Stored records:
______

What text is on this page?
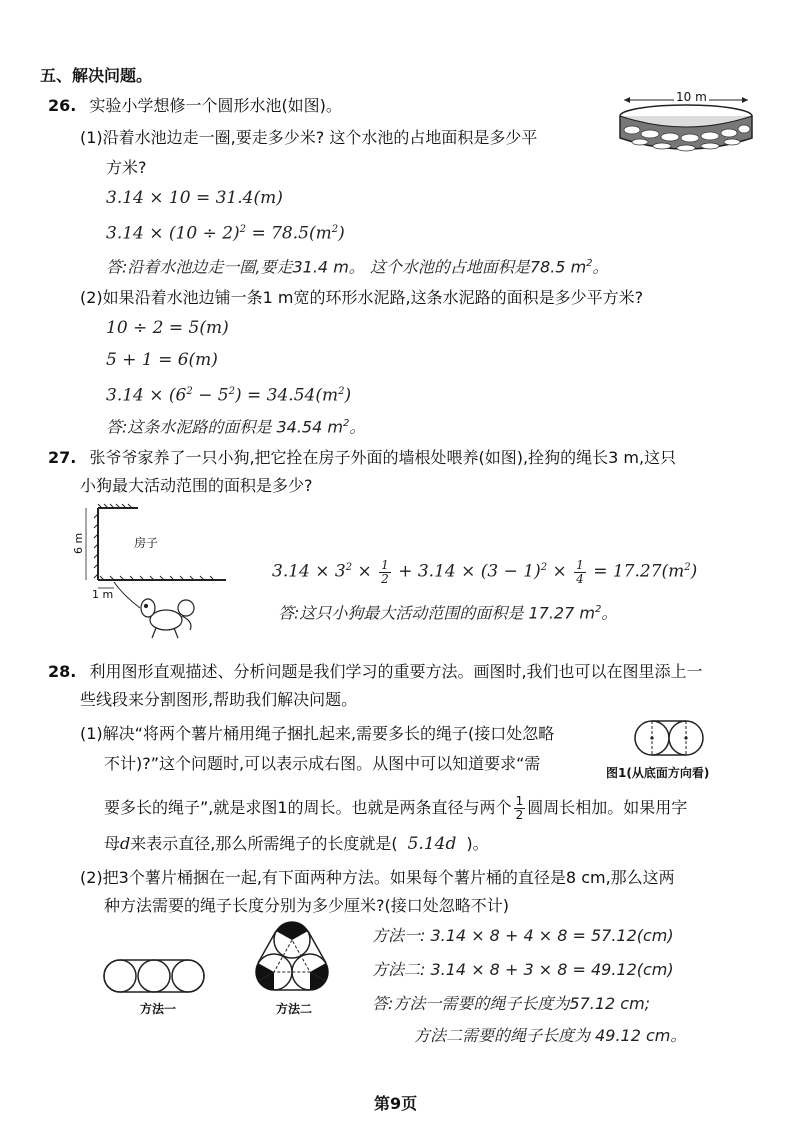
五、解决问题。
26. 实验小学想修一个圆形水池(如图)。	10 m
(1)沿着水池边走一圈,要走多少米? 这个水池的占地面积是多少平
方米?
3.14 × 10 = 31.4(m)
$3.14 \times (10 \div 2)^2 = 78.5(m^2)$
答:沿着水池边走一圈,要走31.4 m。 这个水池的占地面积是78.5 $m^2$。
(2)如果沿着水池边铺一条1 m宽的环形水泥路,这条水泥路的面积是多少平方米?
10 ÷ 2 = 5(m)
5 + 1 = 6(m)
$3.14 \times (6^2 - 5^2) = 34.54(m^2)$
答:这条水泥路的面积是 34.54 $m^2$。
27. 张爷爷家养了一只小狗,把它拴在房子外面的墙根处喂养(如图),拴狗的绳长3 m,这只
小狗最大活动范围的面积是多少?
房子
6 m
1 m
$3.14 \times 3^2 \times \frac{1}{2} + 3.14 \times (3 - 1)^2 \times \frac{1}{4} = 17.27(m^2)$
答:这只小狗最大活动范围的面积是 17.27 $m^2$。
28. 利用图形直观描述、分析问题是我们学习的重要方法。画图时,我们也可以在图里添上一
些线段来分割图形,帮助我们解决问题。
(1)解决“将两个薯片桶用绳子捆扎起来,需要多长的绳子(接口处忽略
不计)?”这个问题时,可以表示成右图。从图中可以知道要求“需	图1(从底面方向看)
要多长的绳子”,就是求图1的周长。也就是两条直径与两个 $\frac{1}{2}$ 圆周长相加。如果用字
母d来表示直径,那么所需绳子的长度就是( 5.14d )。
(2)把3个薯片桶捆在一起,有下面两种方法。如果每个薯片桶的直径是8 cm,那么这两
种方法需要的绳子长度分别为多少厘米?(接口处忽略不计)
方法一	方法二
方法一: 3.14 × 8 + 4 × 8 = 57.12(cm)
方法二: 3.14 × 8 + 3 × 8 = 49.12(cm)
答:方法一需要的绳子长度为57.12 cm;
方法二需要的绳子长度为 49.12 cm。
第9页
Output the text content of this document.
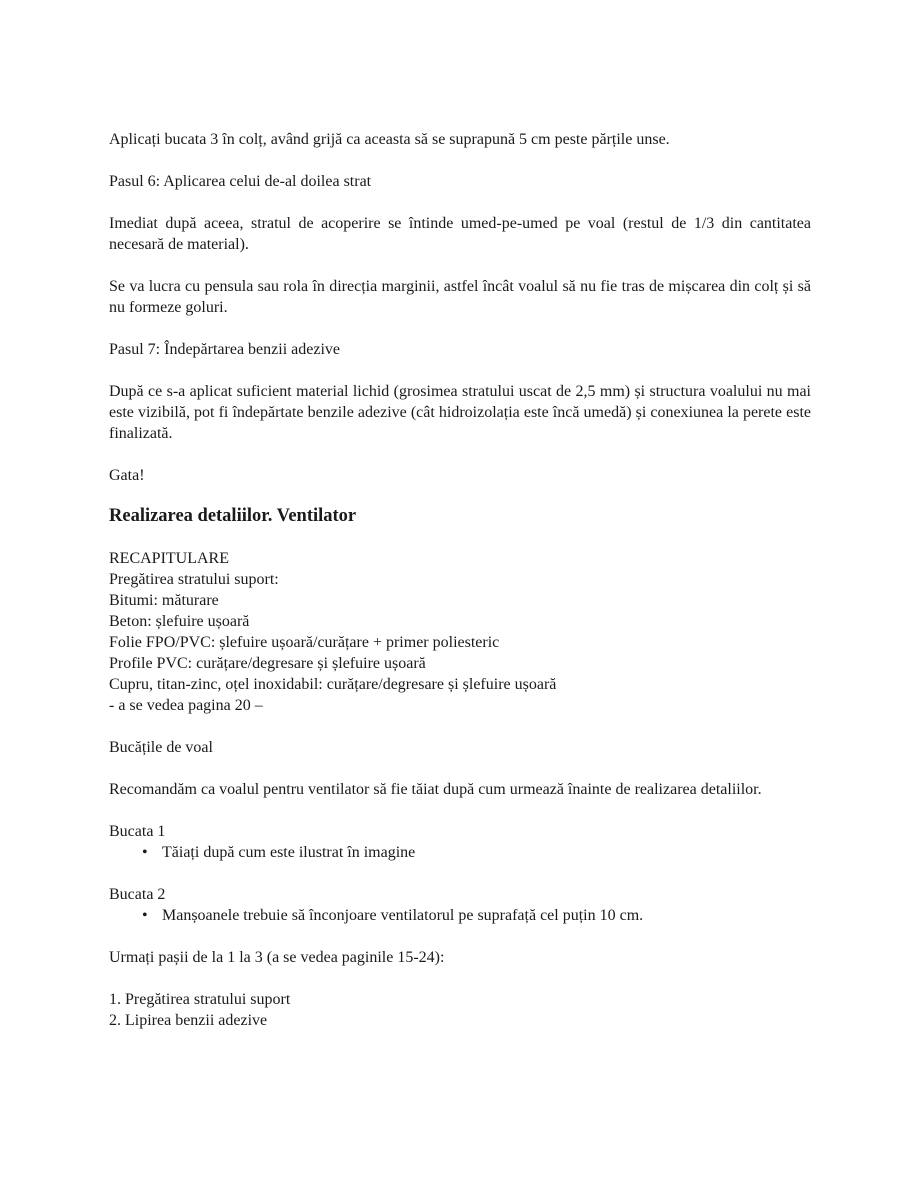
Aplicați bucata 3 în colț, având grijă ca aceasta să se suprapună 5 cm peste părțile unse.

Pasul 6: Aplicarea celui de-al doilea strat

Imediat după aceea, stratul de acoperire se întinde umed-pe-umed pe voal (restul de 1/3 din cantitatea necesară de material).

Se va lucra cu pensula sau rola în direcția marginii, astfel încât voalul să nu fie tras de mișcarea din colț și să nu formeze goluri.

Pasul 7: Îndepărtarea benzii adezive

După ce s-a aplicat suficient material lichid (grosimea stratului uscat de 2,5 mm) și structura voalului nu mai este vizibilă, pot fi îndepărtate benzile adezive (cât hidroizolația este încă umedă) și conexiunea la perete este finalizată.

Gata!

Realizarea detaliilor. Ventilator

RECAPITULARE
Pregătirea stratului suport:
Bitumi: măturare
Beton: șlefuire ușoară
Folie FPO/PVC: șlefuire ușoară/curățare + primer poliesteric
Profile PVC: curățare/degresare și șlefuire ușoară
Cupru, titan-zinc, oțel inoxidabil: curățare/degresare și șlefuire ușoară
- a se vedea pagina 20 –

Bucățile de voal

Recomandăm ca voalul pentru ventilator să fie tăiat după cum urmează înainte de realizarea detaliilor.

Bucata 1

• Tăiați după cum este ilustrat în imagine

Bucata 2

• Manșoanele trebuie să înconjoare ventilatorul pe suprafață cel puțin 10 cm.

Urmați pașii de la 1 la 3 (a se vedea paginile 15-24):

1. Pregătirea stratului suport
2. Lipirea benzii adezive
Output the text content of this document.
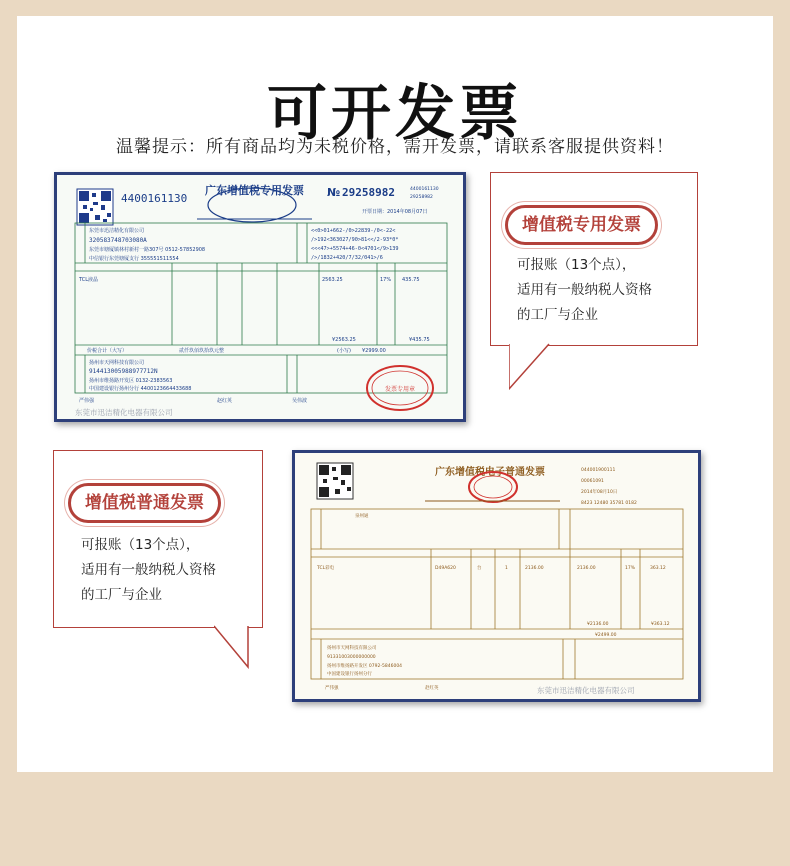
可开发票
温馨提示：所有商品均为未税价格，需开发票，请联系客服提供资料！
4400161130
广东增值税专用发票 № 29258982	4400161130
29258982
开票日期：2014年08月07日
东莞市迅洁精化有限公司
320583748703080A
东莞市塘厦镇林村新村一路307号 0512-57852908
中信银行东莞塘厦支行 355551511554
<<0>01+662-/0>22839-/0<-22<
/>192<363027/90>81<</2-93*0*
<<<47>+5574+46-0<4701</9>139
/>/1832+420/7/32/041>/6
TCL液晶	2563.25	17% 435.75
¥2563.25	¥435.75
价税合计（大写）	贰仟玖佰玖拾玖元整	(小写) ¥2999.00
扬州市天网科技有限公司
914413005988977712N
扬州市维扬路开发区 0132-2383563
中国建设银行扬州分行 4400123664433688
严伟强	赵红英	吴伟波
发票专用章
东莞市迅洁精化电器有限公司
增值税专用发票
可报账（13个点），
适用有一般纳税人资格
的工厂与企业
增值税普通发票
可报账（13个点），
适用有一般纳税人资格
的工厂与企业
广东增值税电子普通发票	044001900111
00061091
2014年08月10日
8423 12480 35781 0182
泉州通
TCL彩电	D49A620	台	1	2136.00	2136.00	17%	363.12
¥2136.00	¥363.12
¥2499.00
扬州市天网科技有限公司
91331003000000000
扬州市维扬路开发区 0792-5846004
中国建设银行扬州分行
严伟强	赵红英	东莞市迅洁精化电器有限公司
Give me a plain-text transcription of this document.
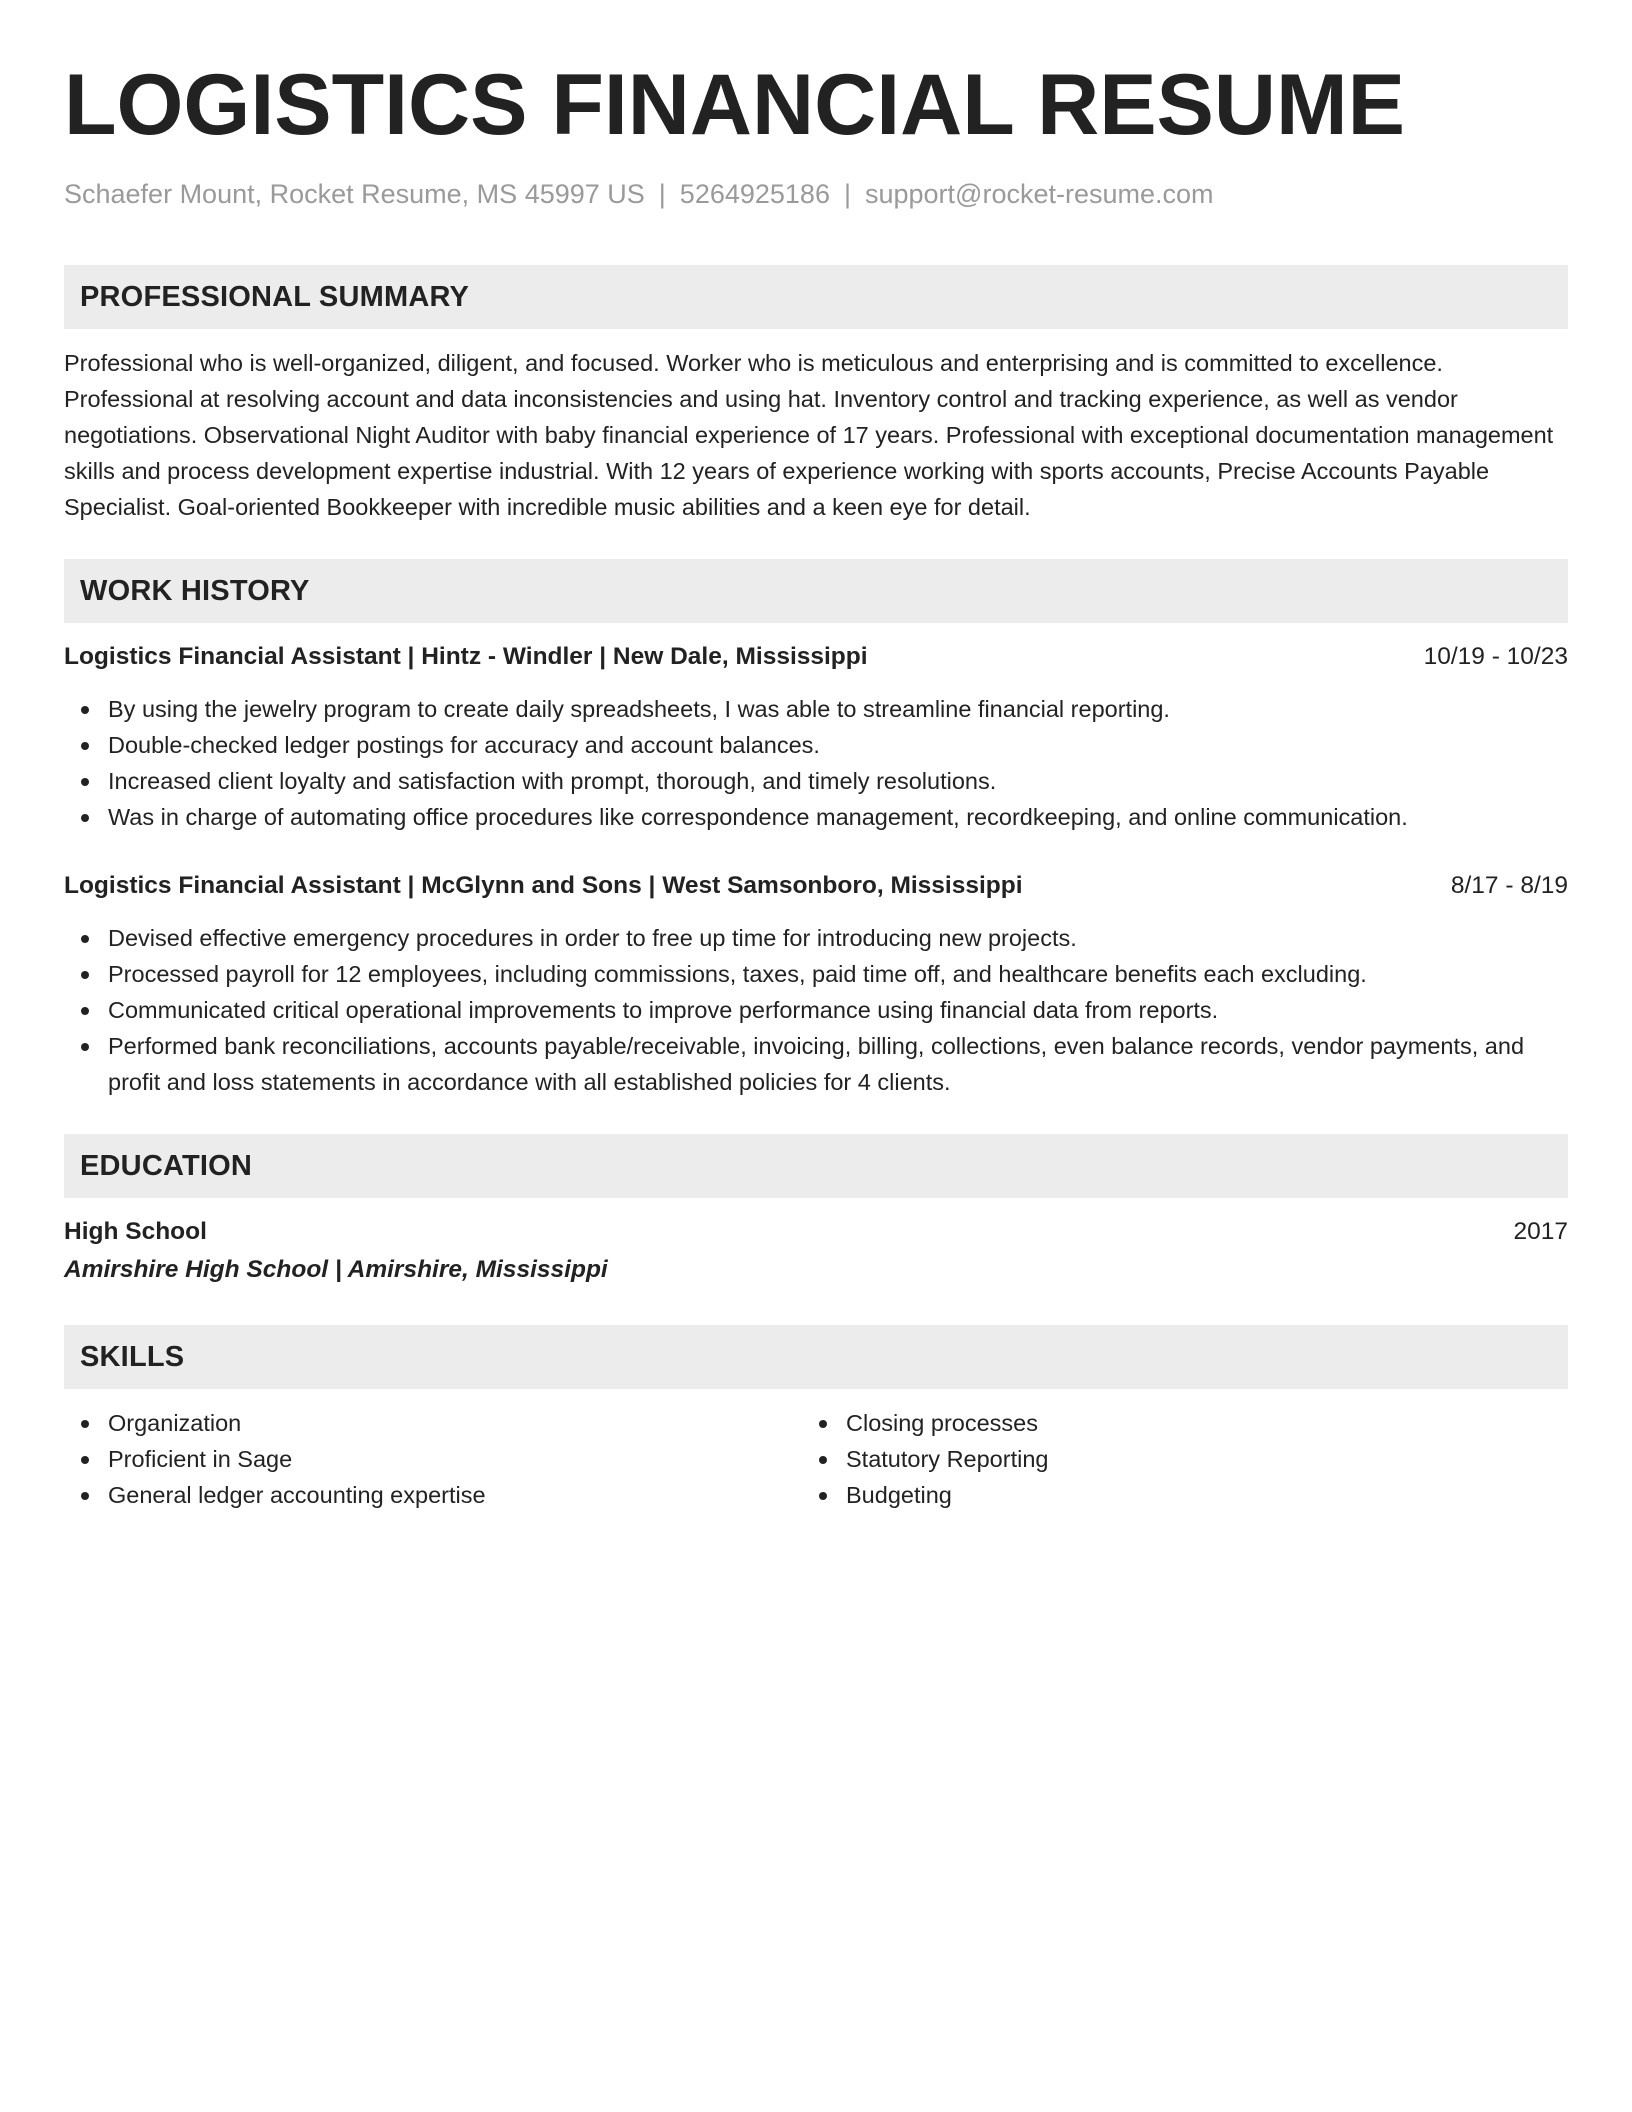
LOGISTICS FINANCIAL RESUME
Schaefer Mount, Rocket Resume, MS 45997 US | 5264925186 | support@rocket-resume.com
PROFESSIONAL SUMMARY

Professional who is well-organized, diligent, and focused. Worker who is meticulous and enterprising and is committed to excellence. Professional at resolving account and data inconsistencies and using hat. Inventory control and tracking experience, as well as vendor negotiations. Observational Night Auditor with baby financial experience of 17 years. Professional with exceptional documentation management skills and process development expertise industrial. With 12 years of experience working with sports accounts, Precise Accounts Payable Specialist. Goal-oriented Bookkeeper with incredible music abilities and a keen eye for detail.

WORK HISTORY
Logistics Financial Assistant | Hintz - Windler | New Dale, Mississippi	10/19 - 10/23
By using the jewelry program to create daily spreadsheets, I was able to streamline financial reporting.
Double-checked ledger postings for accuracy and account balances.
Increased client loyalty and satisfaction with prompt, thorough, and timely resolutions.
Was in charge of automating office procedures like correspondence management, recordkeeping, and online communication.
Logistics Financial Assistant | McGlynn and Sons | West Samsonboro, Mississippi	8/17 - 8/19
Devised effective emergency procedures in order to free up time for introducing new projects.
Processed payroll for 12 employees, including commissions, taxes, paid time off, and healthcare benefits each excluding.
Communicated critical operational improvements to improve performance using financial data from reports.
Performed bank reconciliations, accounts payable/receivable, invoicing, billing, collections, even balance records, vendor payments, and profit and loss statements in accordance with all established policies for 4 clients.
EDUCATION
High School	2017
Amirshire High School | Amirshire, Mississippi
SKILLS
Organization
Proficient in Sage
General ledger accounting expertise
Closing processes
Statutory Reporting
Budgeting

______

Select the lines that carry the string "School" and copy them.

- Full solution
High School	2017
Amirshire High School | Amirshire, Mississippi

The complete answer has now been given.